• What the task asks:
Look for "闭藏大人" in each line of the entries, and return the matching lines.

+ + + +

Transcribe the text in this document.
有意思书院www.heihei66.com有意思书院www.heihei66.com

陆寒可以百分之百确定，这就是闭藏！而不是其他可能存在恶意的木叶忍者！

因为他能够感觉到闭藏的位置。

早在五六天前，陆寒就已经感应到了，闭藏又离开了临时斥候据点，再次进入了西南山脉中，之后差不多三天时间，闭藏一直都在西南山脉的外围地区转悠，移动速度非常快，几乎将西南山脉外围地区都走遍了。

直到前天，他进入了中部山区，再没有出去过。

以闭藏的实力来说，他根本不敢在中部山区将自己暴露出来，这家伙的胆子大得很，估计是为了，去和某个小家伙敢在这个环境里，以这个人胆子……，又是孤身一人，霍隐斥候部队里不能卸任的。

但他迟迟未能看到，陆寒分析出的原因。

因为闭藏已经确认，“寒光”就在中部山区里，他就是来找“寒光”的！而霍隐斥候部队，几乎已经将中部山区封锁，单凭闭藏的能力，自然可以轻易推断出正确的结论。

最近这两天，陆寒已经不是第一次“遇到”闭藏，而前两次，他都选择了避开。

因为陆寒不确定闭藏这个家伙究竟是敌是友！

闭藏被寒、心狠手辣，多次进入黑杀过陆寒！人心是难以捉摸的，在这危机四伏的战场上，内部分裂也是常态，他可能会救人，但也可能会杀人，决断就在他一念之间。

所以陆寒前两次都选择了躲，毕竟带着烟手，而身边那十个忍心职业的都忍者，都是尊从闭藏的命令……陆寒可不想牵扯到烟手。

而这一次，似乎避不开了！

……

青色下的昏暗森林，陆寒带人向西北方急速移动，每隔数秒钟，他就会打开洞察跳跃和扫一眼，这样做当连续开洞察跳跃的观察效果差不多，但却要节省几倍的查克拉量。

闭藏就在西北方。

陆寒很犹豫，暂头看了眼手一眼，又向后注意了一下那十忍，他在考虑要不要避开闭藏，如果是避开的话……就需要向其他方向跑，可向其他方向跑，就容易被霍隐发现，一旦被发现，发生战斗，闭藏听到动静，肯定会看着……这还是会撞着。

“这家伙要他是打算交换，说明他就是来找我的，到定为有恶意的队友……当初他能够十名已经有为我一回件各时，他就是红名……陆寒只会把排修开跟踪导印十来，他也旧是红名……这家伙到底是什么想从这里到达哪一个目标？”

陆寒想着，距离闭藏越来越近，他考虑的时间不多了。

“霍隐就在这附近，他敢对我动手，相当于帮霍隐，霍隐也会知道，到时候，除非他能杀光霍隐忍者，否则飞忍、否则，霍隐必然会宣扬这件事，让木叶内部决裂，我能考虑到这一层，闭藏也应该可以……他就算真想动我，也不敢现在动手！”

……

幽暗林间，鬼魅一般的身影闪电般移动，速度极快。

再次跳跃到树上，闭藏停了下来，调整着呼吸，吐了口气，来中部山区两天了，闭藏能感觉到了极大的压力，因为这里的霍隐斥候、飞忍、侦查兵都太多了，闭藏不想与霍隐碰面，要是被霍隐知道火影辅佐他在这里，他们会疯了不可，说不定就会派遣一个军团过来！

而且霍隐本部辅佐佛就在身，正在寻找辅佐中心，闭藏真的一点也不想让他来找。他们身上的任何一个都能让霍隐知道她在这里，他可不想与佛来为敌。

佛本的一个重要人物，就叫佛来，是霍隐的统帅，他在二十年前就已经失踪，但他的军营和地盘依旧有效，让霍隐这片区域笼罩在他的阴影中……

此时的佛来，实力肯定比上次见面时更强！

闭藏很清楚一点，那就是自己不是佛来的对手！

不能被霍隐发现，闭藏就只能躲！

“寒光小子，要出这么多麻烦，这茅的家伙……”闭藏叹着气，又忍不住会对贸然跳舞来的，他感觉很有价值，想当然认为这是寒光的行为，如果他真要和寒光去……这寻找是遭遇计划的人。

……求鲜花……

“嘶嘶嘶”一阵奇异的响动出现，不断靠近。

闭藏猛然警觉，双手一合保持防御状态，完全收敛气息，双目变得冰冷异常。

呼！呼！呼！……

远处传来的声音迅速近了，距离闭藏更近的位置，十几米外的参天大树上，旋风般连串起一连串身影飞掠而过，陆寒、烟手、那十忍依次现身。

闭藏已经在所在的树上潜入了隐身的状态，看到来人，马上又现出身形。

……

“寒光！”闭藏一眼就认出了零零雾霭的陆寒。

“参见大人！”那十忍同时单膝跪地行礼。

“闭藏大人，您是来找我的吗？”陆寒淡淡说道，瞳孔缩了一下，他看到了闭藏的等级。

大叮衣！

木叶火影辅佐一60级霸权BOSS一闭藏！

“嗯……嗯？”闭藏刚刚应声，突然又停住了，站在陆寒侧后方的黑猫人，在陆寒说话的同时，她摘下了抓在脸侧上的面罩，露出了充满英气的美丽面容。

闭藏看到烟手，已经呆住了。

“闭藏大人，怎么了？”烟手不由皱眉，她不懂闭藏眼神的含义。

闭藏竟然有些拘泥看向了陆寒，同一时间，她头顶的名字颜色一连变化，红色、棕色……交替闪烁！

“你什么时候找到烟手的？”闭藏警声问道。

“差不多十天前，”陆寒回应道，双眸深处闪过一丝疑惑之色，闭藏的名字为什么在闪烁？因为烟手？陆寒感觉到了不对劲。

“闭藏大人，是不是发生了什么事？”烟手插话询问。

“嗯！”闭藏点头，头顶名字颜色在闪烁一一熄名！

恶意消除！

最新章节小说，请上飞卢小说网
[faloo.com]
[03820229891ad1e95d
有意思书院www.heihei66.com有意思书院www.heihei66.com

+ + + +

• Response to this task:
“闭藏大人，您是来找我的吗？”陆寒淡淡说道，瞳孔缩了一下，他看到了闭藏的等级。
“闭藏大人，怎么了？”烟手不由皱眉，她不懂闭藏眼神的含义。
“闭藏大人，是不是发生了什么事？”烟手插话询问。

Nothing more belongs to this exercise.